#### [Aim of the task]
How many lines of the data include the string "江苏盐城"? State the number and nothing else.
** start of Extracted information **
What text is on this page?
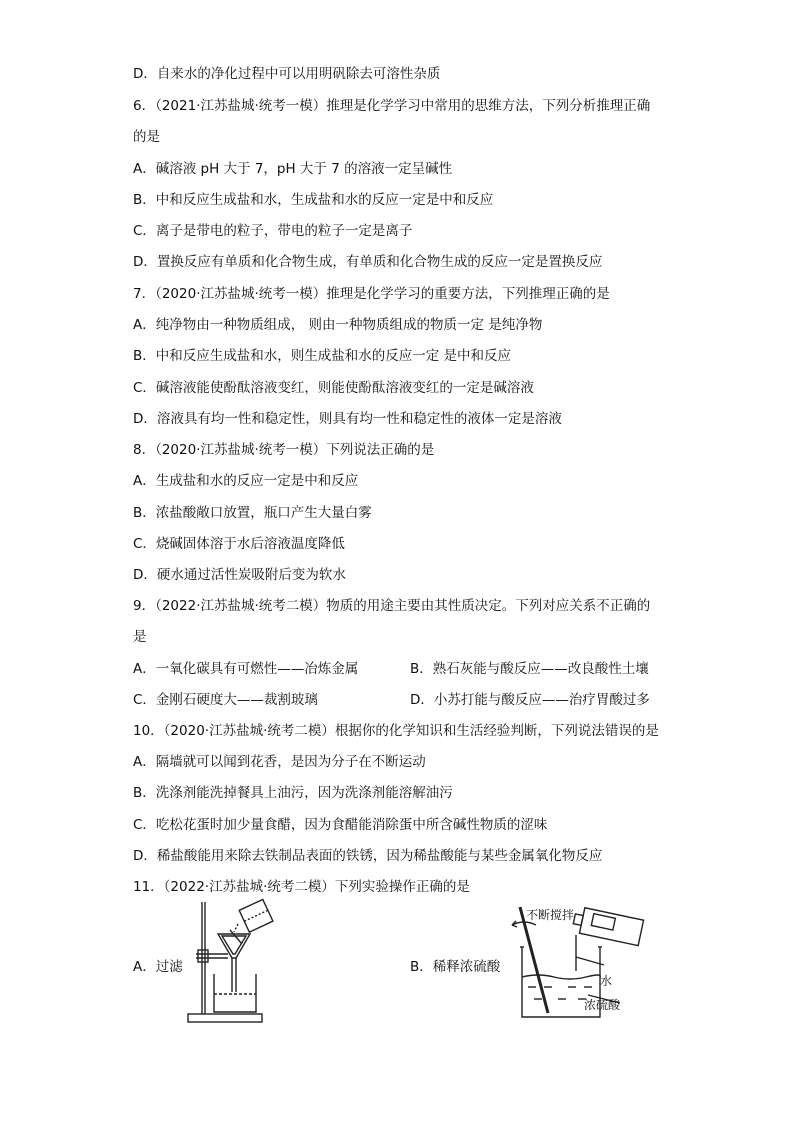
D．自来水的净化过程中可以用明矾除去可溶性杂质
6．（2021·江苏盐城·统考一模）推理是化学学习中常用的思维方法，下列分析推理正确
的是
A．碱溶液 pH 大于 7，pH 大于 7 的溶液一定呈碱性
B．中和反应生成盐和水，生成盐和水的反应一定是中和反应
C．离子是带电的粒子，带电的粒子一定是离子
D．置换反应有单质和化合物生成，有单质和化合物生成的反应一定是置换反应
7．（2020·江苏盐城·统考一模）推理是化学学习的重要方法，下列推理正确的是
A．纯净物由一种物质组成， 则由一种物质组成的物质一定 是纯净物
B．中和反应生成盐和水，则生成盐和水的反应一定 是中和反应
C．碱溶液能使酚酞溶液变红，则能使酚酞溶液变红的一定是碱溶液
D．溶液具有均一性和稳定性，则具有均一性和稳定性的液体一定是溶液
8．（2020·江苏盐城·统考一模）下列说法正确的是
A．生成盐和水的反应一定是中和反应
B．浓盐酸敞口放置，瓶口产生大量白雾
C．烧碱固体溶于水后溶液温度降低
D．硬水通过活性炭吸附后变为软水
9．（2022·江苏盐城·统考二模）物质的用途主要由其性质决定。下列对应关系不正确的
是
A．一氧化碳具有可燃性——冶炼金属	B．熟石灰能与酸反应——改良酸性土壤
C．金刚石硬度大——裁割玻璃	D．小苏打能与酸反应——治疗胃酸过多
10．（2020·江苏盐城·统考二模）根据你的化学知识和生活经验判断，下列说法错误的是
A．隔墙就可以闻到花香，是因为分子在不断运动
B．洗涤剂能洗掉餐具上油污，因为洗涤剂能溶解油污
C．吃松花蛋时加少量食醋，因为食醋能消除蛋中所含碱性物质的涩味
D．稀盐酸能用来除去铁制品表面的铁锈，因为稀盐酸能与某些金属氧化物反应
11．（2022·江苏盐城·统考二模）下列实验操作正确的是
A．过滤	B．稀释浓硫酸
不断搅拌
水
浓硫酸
** end of Extracted information **
#### [In response]
6